### Data shown ###

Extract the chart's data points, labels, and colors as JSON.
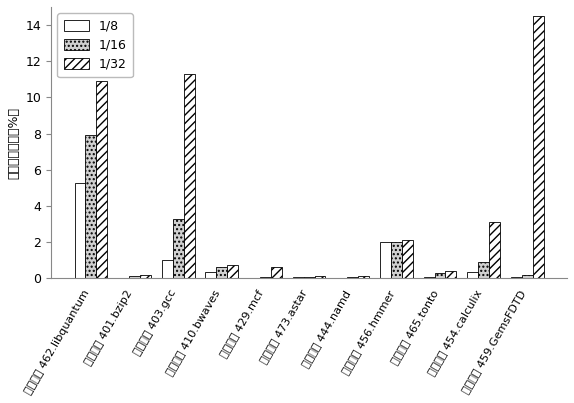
{
  "categories": [
    "测试程序 462.libquantum",
    "测试程序 401.bzip2",
    "测试程序 403.gcc",
    "测试程序 410.bwaves",
    "测试程序 429.mcf",
    "测试程序 473.astar",
    "测试程序 444.namd",
    "测试程序 456.hmmer",
    "测试程序 465.tonto",
    "测试程序 454.calculix",
    "测试程序 459.GemsFDTD"
  ],
  "series": {
    "1/8": [
      5.3,
      0.05,
      1.0,
      0.35,
      0.05,
      0.07,
      0.05,
      2.0,
      0.07,
      0.35,
      0.1
    ],
    "1/16": [
      7.9,
      0.15,
      3.3,
      0.65,
      0.1,
      0.08,
      0.1,
      2.0,
      0.3,
      0.9,
      0.2
    ],
    "1/32": [
      10.9,
      0.2,
      11.3,
      0.75,
      0.65,
      0.15,
      0.15,
      2.1,
      0.4,
      3.1,
      14.5
    ]
  },
  "ylabel": "运行时间开销（%）",
  "ylim": [
    0,
    15
  ],
  "yticks": [
    0,
    2,
    4,
    6,
    8,
    10,
    12,
    14
  ],
  "bar_width": 0.25,
  "legend_labels": [
    "1/8",
    "1/16",
    "1/32"
  ],
  "hatches": [
    "",
    "....",
    "////"
  ],
  "facecolors": [
    "white",
    "#d0d0d0",
    "white"
  ],
  "edgecolors": [
    "black",
    "black",
    "black"
  ],
  "background_color": "#ffffff",
  "font_size": 8,
  "ylabel_fontsize": 9
}
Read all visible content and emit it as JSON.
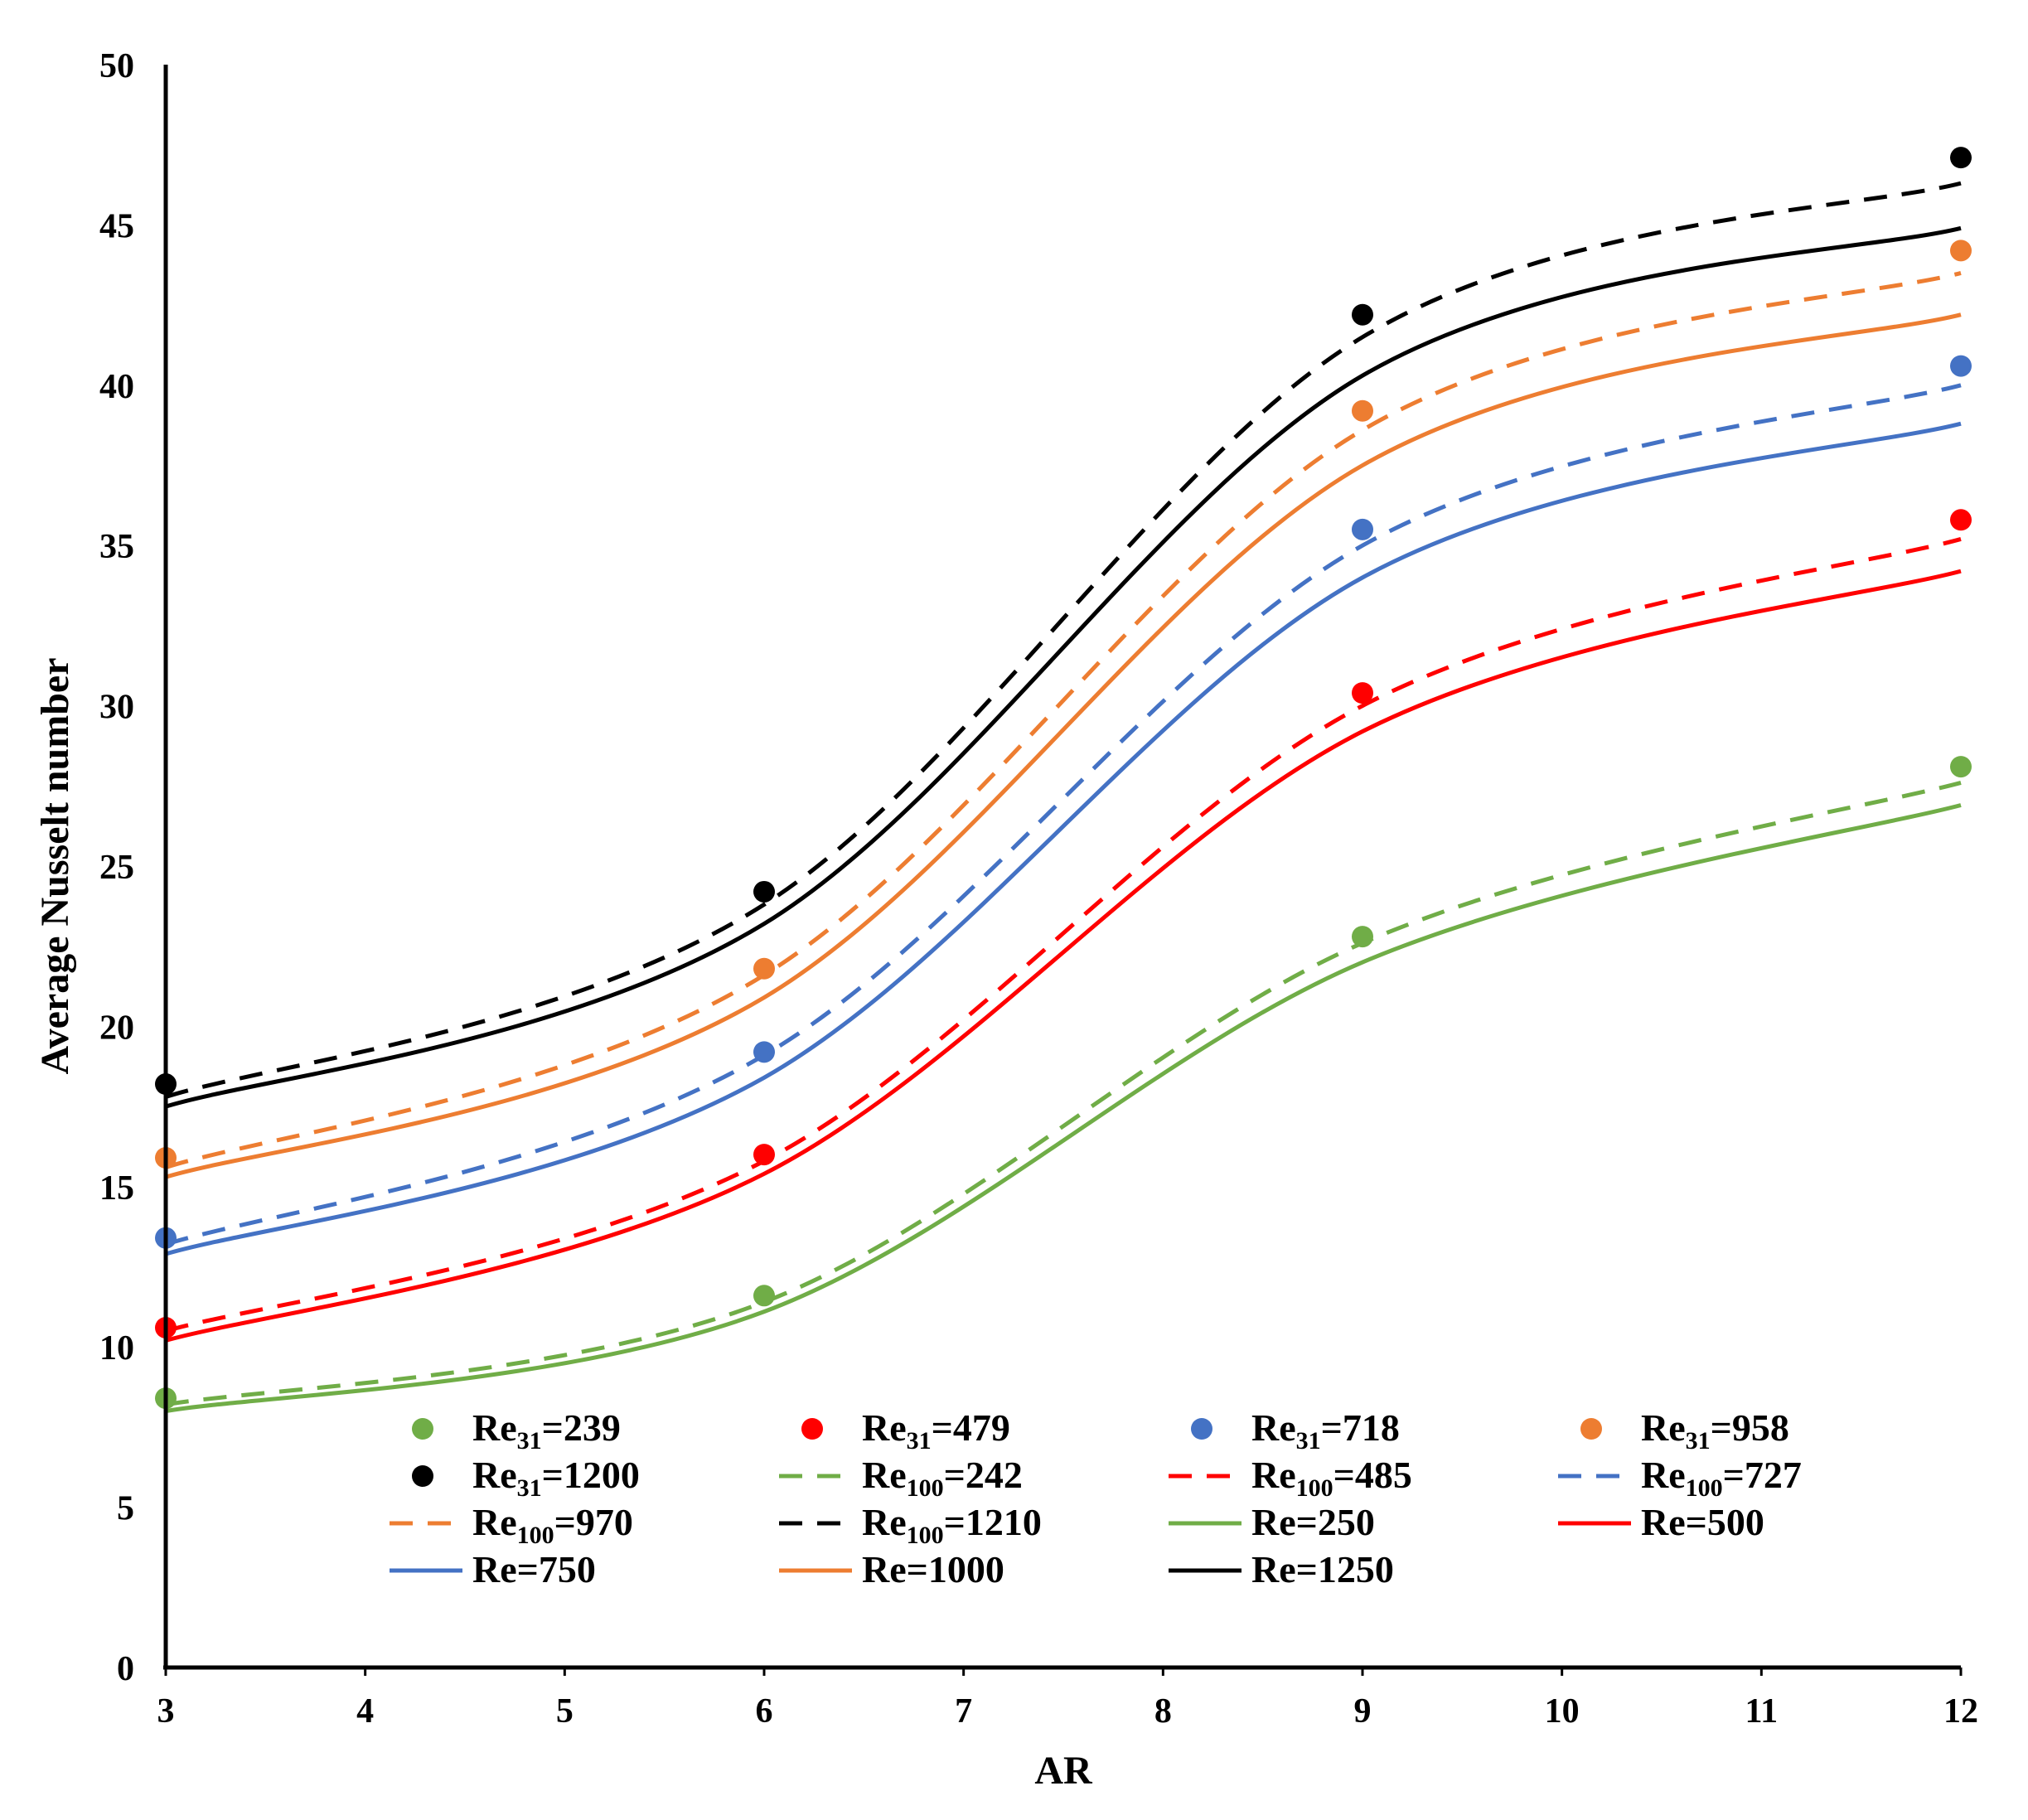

###

#### [Your instructions]
Leave out the pictures and restate everything else word for word.

#### [Solution for this task]
Extract the chart's data points, labels, and colors as JSON.
{
  "categories": [
    "测试程序 462.libquantum",
    "测试程序 401.bzip2",
    "测试程序 403.gcc",
    "测试程序 410.bwaves",
    "测试程序 429.mcf",
    "测试程序 473.astar",
    "测试程序 444.namd",
    "测试程序 456.hmmer",
    "测试程序 465.tonto",
    "测试程序 454.calculix",
    "测试程序 459.GemsFDTD"
  ],
  "series": {
    "1/8": [
      5.3,
      0.05,
      1.0,
      0.35,
      0.05,
      0.07,
      0.05,
      2.0,
      0.07,
      0.35,
      0.1
    ],
    "1/16": [
      7.9,
      0.15,
      3.3,
      0.65,
      0.1,
      0.08,
      0.1,
      2.0,
      0.3,
      0.9,
      0.2
    ],
    "1/32": [
      10.9,
      0.2,
      11.3,
      0.75,
      0.65,
      0.15,
      0.15,
      2.1,
      0.4,
      3.1,
      14.5
    ]
  },
  "ylabel": "运行时间开销（%）",
  "ylim": [
    0,
    15
  ],
  "yticks": [
    0,
    2,
    4,
    6,
    8,
    10,
    12,
    14
  ],
  "bar_width": 0.25,
  "legend_labels": [
    "1/8",
    "1/16",
    "1/32"
  ],
  "hatches": [
    "",
    "....",
    "////"
  ],
  "facecolors": [
    "white",
    "#d0d0d0",
    "white"
  ],
  "edgecolors": [
    "black",
    "black",
    "black"
  ],
  "background_color": "#ffffff",
  "font_size": 8,
  "ylabel_fontsize": 9
}
Read all visible content and emit it as JSON.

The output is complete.